═════ GIVEN RECORDS ═════
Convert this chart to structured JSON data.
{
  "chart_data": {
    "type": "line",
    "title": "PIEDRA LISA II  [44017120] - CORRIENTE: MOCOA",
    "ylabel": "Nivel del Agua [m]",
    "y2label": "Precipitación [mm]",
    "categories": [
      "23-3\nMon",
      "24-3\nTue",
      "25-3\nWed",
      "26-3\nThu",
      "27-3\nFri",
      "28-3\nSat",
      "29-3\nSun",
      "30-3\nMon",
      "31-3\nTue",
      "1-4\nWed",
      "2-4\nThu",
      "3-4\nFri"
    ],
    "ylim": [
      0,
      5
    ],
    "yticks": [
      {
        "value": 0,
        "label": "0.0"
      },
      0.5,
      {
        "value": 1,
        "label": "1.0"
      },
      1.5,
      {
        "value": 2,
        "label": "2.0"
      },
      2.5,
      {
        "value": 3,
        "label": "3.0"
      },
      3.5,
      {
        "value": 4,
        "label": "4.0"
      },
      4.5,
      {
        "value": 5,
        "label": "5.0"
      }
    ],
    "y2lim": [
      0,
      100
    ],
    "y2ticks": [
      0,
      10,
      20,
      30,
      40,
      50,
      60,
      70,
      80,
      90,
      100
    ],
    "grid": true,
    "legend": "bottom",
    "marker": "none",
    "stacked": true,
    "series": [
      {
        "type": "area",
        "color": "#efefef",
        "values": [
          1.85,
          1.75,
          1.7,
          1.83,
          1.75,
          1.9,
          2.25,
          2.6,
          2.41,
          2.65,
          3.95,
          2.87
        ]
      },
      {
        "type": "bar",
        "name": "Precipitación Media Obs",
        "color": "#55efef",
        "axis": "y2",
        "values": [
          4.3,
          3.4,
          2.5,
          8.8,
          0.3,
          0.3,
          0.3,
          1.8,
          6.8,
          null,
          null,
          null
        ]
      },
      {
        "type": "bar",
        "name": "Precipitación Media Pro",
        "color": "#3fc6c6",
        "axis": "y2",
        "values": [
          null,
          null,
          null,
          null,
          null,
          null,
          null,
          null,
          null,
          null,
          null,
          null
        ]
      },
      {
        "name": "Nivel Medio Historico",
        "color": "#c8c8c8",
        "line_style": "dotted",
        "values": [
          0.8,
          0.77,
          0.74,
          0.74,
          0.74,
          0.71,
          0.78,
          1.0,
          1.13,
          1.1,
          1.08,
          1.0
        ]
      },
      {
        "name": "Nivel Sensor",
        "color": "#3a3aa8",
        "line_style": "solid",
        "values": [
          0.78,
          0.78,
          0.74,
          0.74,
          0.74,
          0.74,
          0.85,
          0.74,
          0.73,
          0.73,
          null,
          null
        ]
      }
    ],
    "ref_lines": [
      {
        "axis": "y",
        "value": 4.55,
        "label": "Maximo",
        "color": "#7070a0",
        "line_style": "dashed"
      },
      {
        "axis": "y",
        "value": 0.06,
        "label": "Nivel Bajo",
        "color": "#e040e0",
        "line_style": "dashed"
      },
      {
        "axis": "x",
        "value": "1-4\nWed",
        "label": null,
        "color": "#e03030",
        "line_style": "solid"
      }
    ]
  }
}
═════
* [GOAL]:
Looking at the entries above, say how many lines contain the word "color". Only the number is wanted.

* [RESULT OF THE TASK]:
8